Identify all lines in the listing that include the word "field", and copy them out.

▸ Given entries

● ● ● ● ● ● ●

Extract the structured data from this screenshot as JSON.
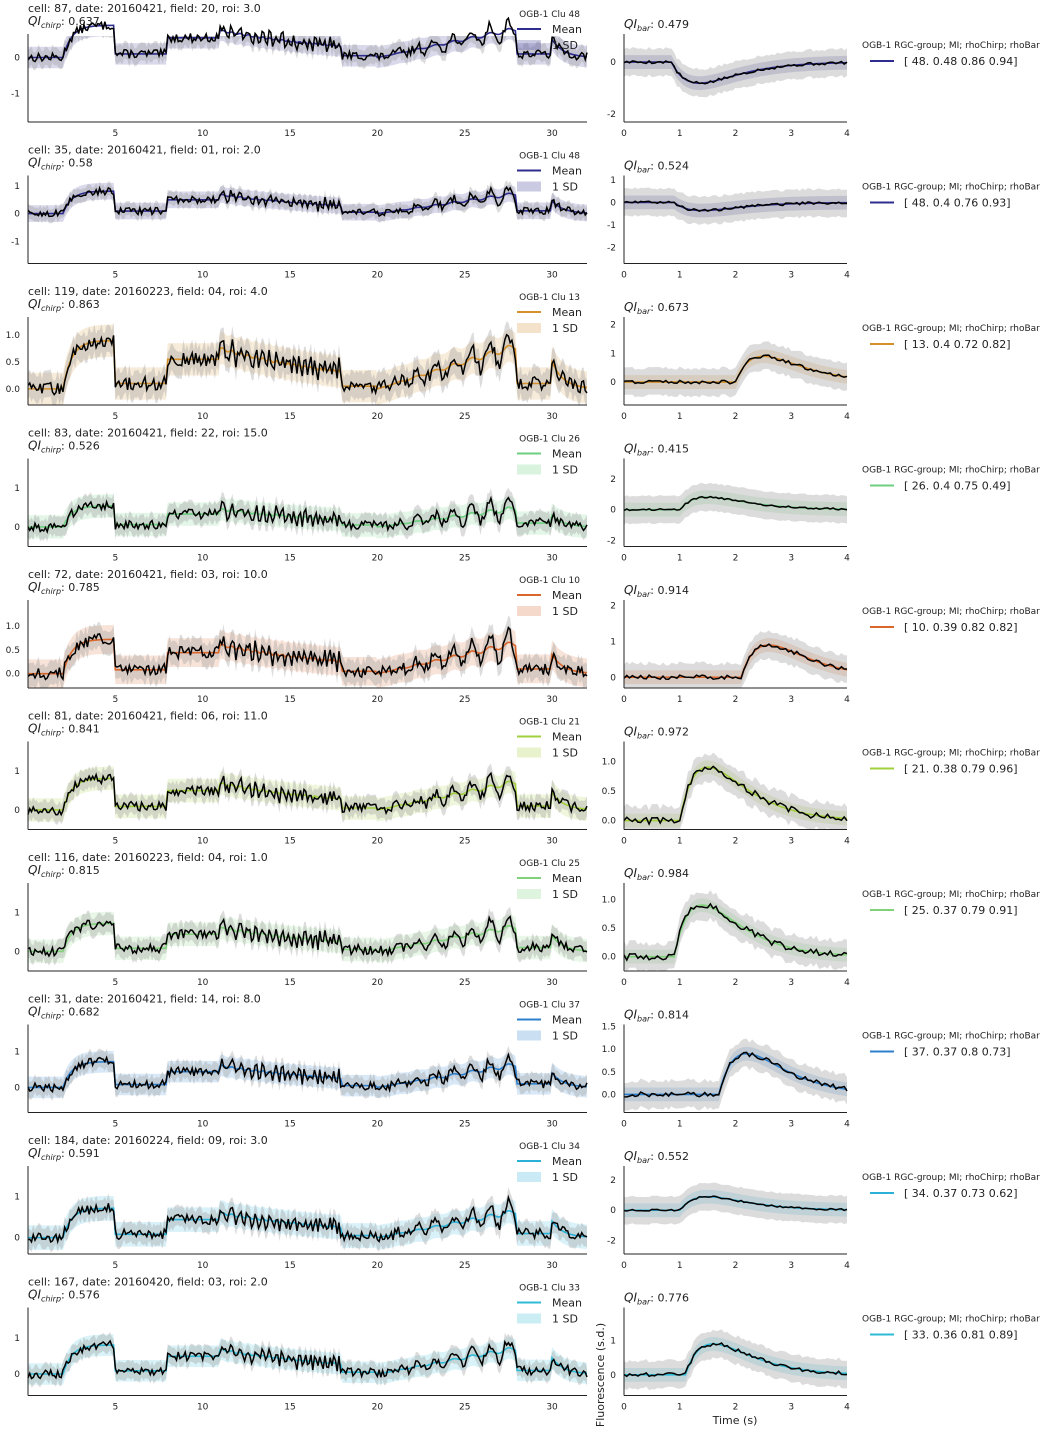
{
  "figure": {
    "ylabel": "Fluorescence (s.d.)",
    "xlabel": "Time (s)",
    "legend_header": "OGB-1 RGC-group; MI; rhoChirp; rhoBar",
    "chirp_legend_mean": "Mean",
    "chirp_legend_sd": "1 SD"
  },
  "chart_data": [
    {
      "type": "line",
      "panel": "chirp",
      "title": "cell: 87, date: 20160421, field: 20, roi: 3.0",
      "qi_label": "QI",
      "qi_sub": "chirp",
      "qi": "0.637",
      "legend_title": "OGB-1 Clu 48",
      "color": "#2e2d8f",
      "xticks": [
        5,
        10,
        15,
        20,
        25,
        30
      ],
      "yticks": [
        "0",
        "-1"
      ],
      "ylim": [
        -1.8,
        0.6
      ],
      "xlim": [
        0,
        32
      ]
    },
    {
      "type": "line",
      "panel": "bar",
      "qi_label": "QI",
      "qi_sub": "bar",
      "qi": "0.479",
      "color": "#2e2d8f",
      "xticks": [
        0,
        1,
        2,
        3,
        4
      ],
      "yticks": [
        "0",
        "-2"
      ],
      "ylim": [
        -2.3,
        1.0
      ],
      "xlim": [
        0,
        4
      ],
      "legend_values": "[ 48.     0.48   0.86   0.94]"
    },
    {
      "type": "line",
      "panel": "chirp",
      "title": "cell: 35, date: 20160421, field: 01, roi: 2.0",
      "qi_label": "QI",
      "qi_sub": "chirp",
      "qi": "0.58",
      "legend_title": "OGB-1 Clu 48",
      "color": "#2e2d8f",
      "xticks": [
        5,
        10,
        15,
        20,
        25,
        30
      ],
      "yticks": [
        "1",
        "0",
        "-1"
      ],
      "ylim": [
        -1.8,
        1.3
      ],
      "xlim": [
        0,
        32
      ]
    },
    {
      "type": "line",
      "panel": "bar",
      "qi_label": "QI",
      "qi_sub": "bar",
      "qi": "0.524",
      "color": "#2e2d8f",
      "xticks": [
        0,
        1,
        2,
        3,
        4
      ],
      "yticks": [
        "1",
        "0",
        "-1",
        "-2"
      ],
      "ylim": [
        -2.7,
        1.1
      ],
      "xlim": [
        0,
        4
      ],
      "legend_values": "[ 48.     0.4    0.76   0.93]"
    },
    {
      "type": "line",
      "panel": "chirp",
      "title": "cell: 119, date: 20160223, field: 04, roi: 4.0",
      "qi_label": "QI",
      "qi_sub": "chirp",
      "qi": "0.863",
      "legend_title": "OGB-1 Clu 13",
      "color": "#d4902c",
      "xticks": [
        5,
        10,
        15,
        20,
        25,
        30
      ],
      "yticks": [
        "1.0",
        "0.5",
        "0.0"
      ],
      "ylim": [
        -0.3,
        1.3
      ],
      "xlim": [
        0,
        32
      ]
    },
    {
      "type": "line",
      "panel": "bar",
      "qi_label": "QI",
      "qi_sub": "bar",
      "qi": "0.673",
      "color": "#d4902c",
      "xticks": [
        0,
        1,
        2,
        3,
        4
      ],
      "yticks": [
        "2",
        "1",
        "0"
      ],
      "ylim": [
        -0.8,
        2.2
      ],
      "xlim": [
        0,
        4
      ],
      "legend_values": "[ 13.     0.4    0.72   0.82]"
    },
    {
      "type": "line",
      "panel": "chirp",
      "title": "cell: 83, date: 20160421, field: 22, roi: 15.0",
      "qi_label": "QI",
      "qi_sub": "chirp",
      "qi": "0.526",
      "legend_title": "OGB-1 Clu 26",
      "color": "#6ccf7f",
      "xticks": [
        5,
        10,
        15,
        20,
        25,
        30
      ],
      "yticks": [
        "1",
        "0"
      ],
      "ylim": [
        -0.5,
        1.7
      ],
      "xlim": [
        0,
        32
      ]
    },
    {
      "type": "line",
      "panel": "bar",
      "qi_label": "QI",
      "qi_sub": "bar",
      "qi": "0.415",
      "color": "#6ccf7f",
      "xticks": [
        0,
        1,
        2,
        3,
        4
      ],
      "yticks": [
        "2",
        "0",
        "-2"
      ],
      "ylim": [
        -2.4,
        3.2
      ],
      "xlim": [
        0,
        4
      ],
      "legend_values": "[ 26.     0.4    0.75   0.49]"
    },
    {
      "type": "line",
      "panel": "chirp",
      "title": "cell: 72, date: 20160421, field: 03, roi: 10.0",
      "qi_label": "QI",
      "qi_sub": "chirp",
      "qi": "0.785",
      "legend_title": "OGB-1 Clu 10",
      "color": "#d9662b",
      "xticks": [
        5,
        10,
        15,
        20,
        25,
        30
      ],
      "yticks": [
        "1.0",
        "0.5",
        "0.0"
      ],
      "ylim": [
        -0.3,
        1.5
      ],
      "xlim": [
        0,
        32
      ]
    },
    {
      "type": "line",
      "panel": "bar",
      "qi_label": "QI",
      "qi_sub": "bar",
      "qi": "0.914",
      "color": "#d9662b",
      "xticks": [
        0,
        1,
        2,
        3,
        4
      ],
      "yticks": [
        "2",
        "1",
        "0"
      ],
      "ylim": [
        -0.3,
        2.1
      ],
      "xlim": [
        0,
        4
      ],
      "legend_values": "[ 10.     0.39   0.82   0.82]"
    },
    {
      "type": "line",
      "panel": "chirp",
      "title": "cell: 81, date: 20160421, field: 06, roi: 11.0",
      "qi_label": "QI",
      "qi_sub": "chirp",
      "qi": "0.841",
      "legend_title": "OGB-1 Clu 21",
      "color": "#a2cf3c",
      "xticks": [
        5,
        10,
        15,
        20,
        25,
        30
      ],
      "yticks": [
        "1",
        "0"
      ],
      "ylim": [
        -0.5,
        1.7
      ],
      "xlim": [
        0,
        32
      ]
    },
    {
      "type": "line",
      "panel": "bar",
      "qi_label": "QI",
      "qi_sub": "bar",
      "qi": "0.972",
      "color": "#a2cf3c",
      "xticks": [
        0,
        1,
        2,
        3,
        4
      ],
      "yticks": [
        "1.0",
        "0.5",
        "0.0"
      ],
      "ylim": [
        -0.15,
        1.3
      ],
      "xlim": [
        0,
        4
      ],
      "legend_values": "[ 21.     0.38   0.79   0.96]"
    },
    {
      "type": "line",
      "panel": "chirp",
      "title": "cell: 116, date: 20160223, field: 04, roi: 1.0",
      "qi_label": "QI",
      "qi_sub": "chirp",
      "qi": "0.815",
      "legend_title": "OGB-1 Clu 25",
      "color": "#7fd27a",
      "xticks": [
        5,
        10,
        15,
        20,
        25,
        30
      ],
      "yticks": [
        "1",
        "0"
      ],
      "ylim": [
        -0.5,
        1.7
      ],
      "xlim": [
        0,
        32
      ]
    },
    {
      "type": "line",
      "panel": "bar",
      "qi_label": "QI",
      "qi_sub": "bar",
      "qi": "0.984",
      "color": "#7fd27a",
      "xticks": [
        0,
        1,
        2,
        3,
        4
      ],
      "yticks": [
        "1.0",
        "0.5",
        "0.0"
      ],
      "ylim": [
        -0.25,
        1.25
      ],
      "xlim": [
        0,
        4
      ],
      "legend_values": "[ 25.     0.37   0.79   0.91]"
    },
    {
      "type": "line",
      "panel": "chirp",
      "title": "cell: 31, date: 20160421, field: 14, roi: 8.0",
      "qi_label": "QI",
      "qi_sub": "chirp",
      "qi": "0.682",
      "legend_title": "OGB-1 Clu 37",
      "color": "#2d7fcc",
      "xticks": [
        5,
        10,
        15,
        20,
        25,
        30
      ],
      "yticks": [
        "1",
        "0"
      ],
      "ylim": [
        -0.7,
        1.7
      ],
      "xlim": [
        0,
        32
      ]
    },
    {
      "type": "line",
      "panel": "bar",
      "qi_label": "QI",
      "qi_sub": "bar",
      "qi": "0.814",
      "color": "#2d7fcc",
      "xticks": [
        0,
        1,
        2,
        3,
        4
      ],
      "yticks": [
        "1.5",
        "1.0",
        "0.5",
        "0.0"
      ],
      "ylim": [
        -0.4,
        1.5
      ],
      "xlim": [
        0,
        4
      ],
      "legend_values": "[ 37.     0.37   0.8    0.73]"
    },
    {
      "type": "line",
      "panel": "chirp",
      "title": "cell: 184, date: 20160224, field: 09, roi: 3.0",
      "qi_label": "QI",
      "qi_sub": "chirp",
      "qi": "0.591",
      "legend_title": "OGB-1 Clu 34",
      "color": "#2bb0d8",
      "xticks": [
        5,
        10,
        15,
        20,
        25,
        30
      ],
      "yticks": [
        "1",
        "0"
      ],
      "ylim": [
        -0.4,
        1.7
      ],
      "xlim": [
        0,
        32
      ]
    },
    {
      "type": "line",
      "panel": "bar",
      "qi_label": "QI",
      "qi_sub": "bar",
      "qi": "0.552",
      "color": "#2bb0d8",
      "xticks": [
        0,
        1,
        2,
        3,
        4
      ],
      "yticks": [
        "2",
        "0",
        "-2"
      ],
      "ylim": [
        -2.9,
        2.8
      ],
      "xlim": [
        0,
        4
      ],
      "legend_values": "[ 34.     0.37   0.73   0.62]"
    },
    {
      "type": "line",
      "panel": "chirp",
      "title": "cell: 167, date: 20160420, field: 03, roi: 2.0",
      "qi_label": "QI",
      "qi_sub": "chirp",
      "qi": "0.576",
      "legend_title": "OGB-1 Clu 33",
      "color": "#2fbad6",
      "xticks": [
        5,
        10,
        15,
        20,
        25,
        30
      ],
      "yticks": [
        "1",
        "0"
      ],
      "ylim": [
        -0.6,
        1.8
      ],
      "xlim": [
        0,
        32
      ]
    },
    {
      "type": "line",
      "panel": "bar",
      "qi_label": "QI",
      "qi_sub": "bar",
      "qi": "0.776",
      "color": "#2fbad6",
      "xticks": [
        0,
        1,
        2,
        3,
        4
      ],
      "yticks": [
        "1",
        "0"
      ],
      "ylim": [
        -0.6,
        1.9
      ],
      "xlim": [
        0,
        4
      ],
      "legend_values": "[ 33.     0.36   0.81   0.89]"
    }
  ]
}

● ● ● ● ● ● ●

▸ Response to this task
      "title": "cell: 87, date: 20160421, field: 20, roi: 3.0",
      "title": "cell: 35, date: 20160421, field: 01, roi: 2.0",
      "title": "cell: 119, date: 20160223, field: 04, roi: 4.0",
      "title": "cell: 83, date: 20160421, field: 22, roi: 15.0",
      "title": "cell: 72, date: 20160421, field: 03, roi: 10.0",
      "title": "cell: 81, date: 20160421, field: 06, roi: 11.0",
      "title": "cell: 116, date: 20160223, field: 04, roi: 1.0",
      "title": "cell: 31, date: 20160421, field: 14, roi: 8.0",
      "title": "cell: 184, date: 20160224, field: 09, roi: 3.0",
      "title": "cell: 167, date: 20160420, field: 03, roi: 2.0",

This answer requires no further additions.